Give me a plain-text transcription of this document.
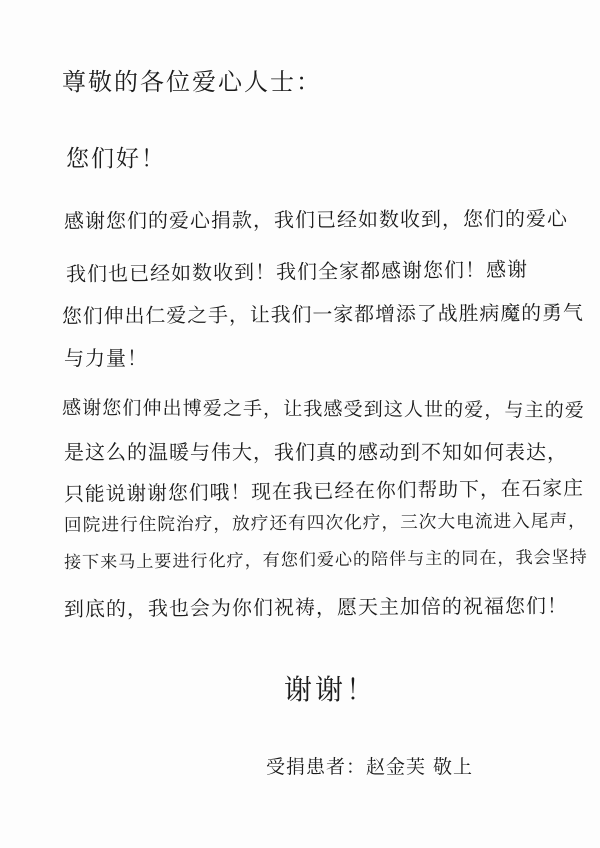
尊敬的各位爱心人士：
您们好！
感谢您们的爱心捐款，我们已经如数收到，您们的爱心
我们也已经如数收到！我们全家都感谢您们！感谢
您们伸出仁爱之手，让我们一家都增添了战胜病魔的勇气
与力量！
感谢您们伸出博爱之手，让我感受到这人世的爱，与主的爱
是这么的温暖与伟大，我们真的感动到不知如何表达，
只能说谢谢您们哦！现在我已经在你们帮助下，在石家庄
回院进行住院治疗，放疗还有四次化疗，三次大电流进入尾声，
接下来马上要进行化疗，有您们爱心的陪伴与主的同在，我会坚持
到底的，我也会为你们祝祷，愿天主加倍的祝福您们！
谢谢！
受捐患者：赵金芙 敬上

---------------

§ PROBLEM REQUIREMENTS
Set each line of the records down exactly, leaving every picture out.

§ TASK OUTPUT
Give me a plain-text transcription of this document.
尊敬的各位爱心人士：
您们好！
感谢您们的爱心捐款，我们已经如数收到，您们的爱心
我们也已经如数收到！我们全家都感谢您们！感谢
您们伸出仁爱之手，让我们一家都增添了战胜病魔的勇气
与力量！
感谢您们伸出博爱之手，让我感受到这人世的爱，与主的爱
是这么的温暖与伟大，我们真的感动到不知如何表达，
只能说谢谢您们哦！现在我已经在你们帮助下，在石家庄
回院进行住院治疗，放疗还有四次化疗，三次大电流进入尾声，
接下来马上要进行化疗，有您们爱心的陪伴与主的同在，我会坚持
到底的，我也会为你们祝祷，愿天主加倍的祝福您们！
谢谢！
受捐患者：赵金芙 敬上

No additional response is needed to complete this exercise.